*REQUIREMENTS:*
Restate the records below word for word, and omit the images they hold.

*RECORDS FOR THIS TASK:*
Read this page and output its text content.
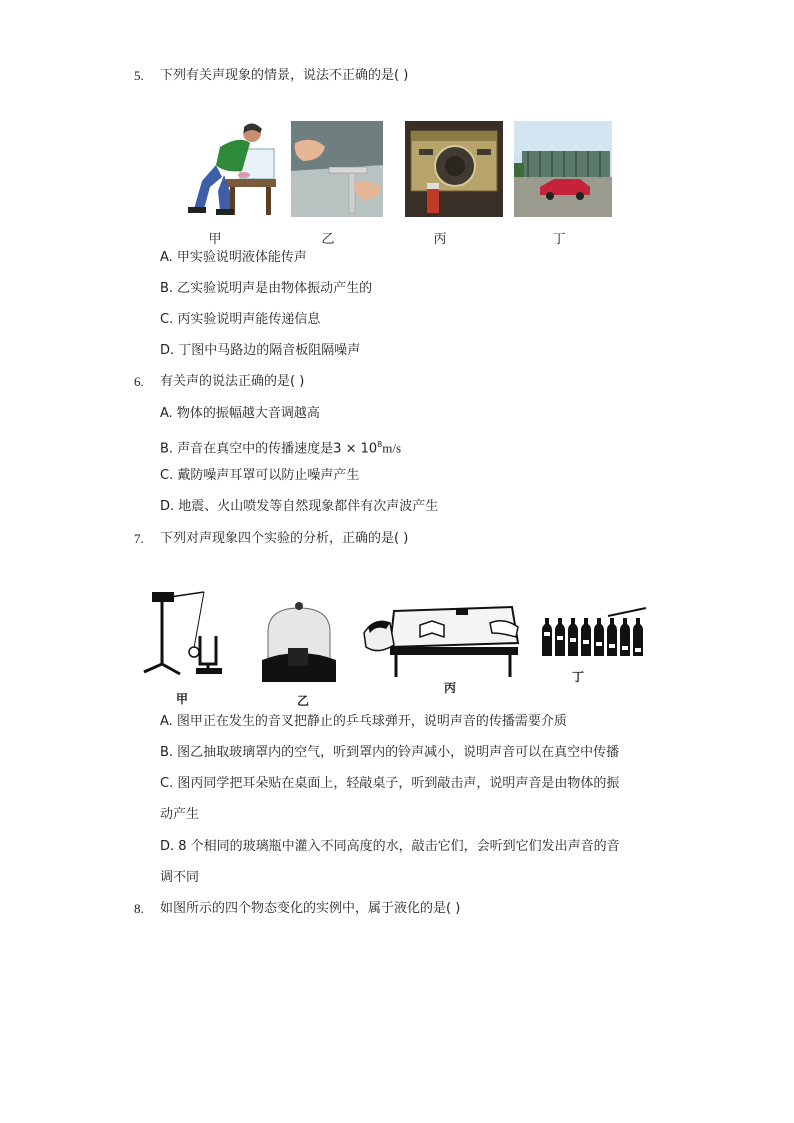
5. 下列有关声现象的情景，说法不正确的是( )
甲	乙	丙	丁
A. 甲实验说明液体能传声
B. 乙实验说明声是由物体振动产生的
C. 丙实验说明声能传递信息
D. 丁图中马路边的隔音板阻隔噪声
6. 有关声的说法正确的是( )
A. 物体的振幅越大音调越高
B. 声音在真空中的传播速度是$3 \times 10^8m/s$
C. 戴防噪声耳罩可以防止噪声产生
D. 地震、火山喷发等自然现象都伴有次声波产生
7. 下列对声现象四个实验的分析，正确的是( )
甲	乙
丙
丁
A. 图甲正在发生的音叉把静止的乒乓球弹开，说明声音的传播需要介质
B. 图乙抽取玻璃罩内的空气，听到罩内的铃声减小，说明声音可以在真空中传播
C. 图丙同学把耳朵贴在桌面上，轻敲桌子，听到敲击声，说明声音是由物体的振
动产生
D. 8 个相同的玻璃瓶中灌入不同高度的水，敲击它们，会听到它们发出声音的音
调不同
8. 如图所示的四个物态变化的实例中，属于液化的是( )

*RESPONSE:*
Read this page and output its text content.
5. 下列有关声现象的情景，说法不正确的是( )
甲	乙	丙	丁
A. 甲实验说明液体能传声
B. 乙实验说明声是由物体振动产生的
C. 丙实验说明声能传递信息
D. 丁图中马路边的隔音板阻隔噪声
6. 有关声的说法正确的是( )
A. 物体的振幅越大音调越高
B. 声音在真空中的传播速度是$3 \times 10^8m/s$
C. 戴防噪声耳罩可以防止噪声产生
D. 地震、火山喷发等自然现象都伴有次声波产生
7. 下列对声现象四个实验的分析，正确的是( )
甲	乙
丙
丁
A. 图甲正在发生的音叉把静止的乒乓球弹开，说明声音的传播需要介质
B. 图乙抽取玻璃罩内的空气，听到罩内的铃声减小，说明声音可以在真空中传播
C. 图丙同学把耳朵贴在桌面上，轻敲桌子，听到敲击声，说明声音是由物体的振
动产生
D. 8 个相同的玻璃瓶中灌入不同高度的水，敲击它们，会听到它们发出声音的音
调不同
8. 如图所示的四个物态变化的实例中，属于液化的是( )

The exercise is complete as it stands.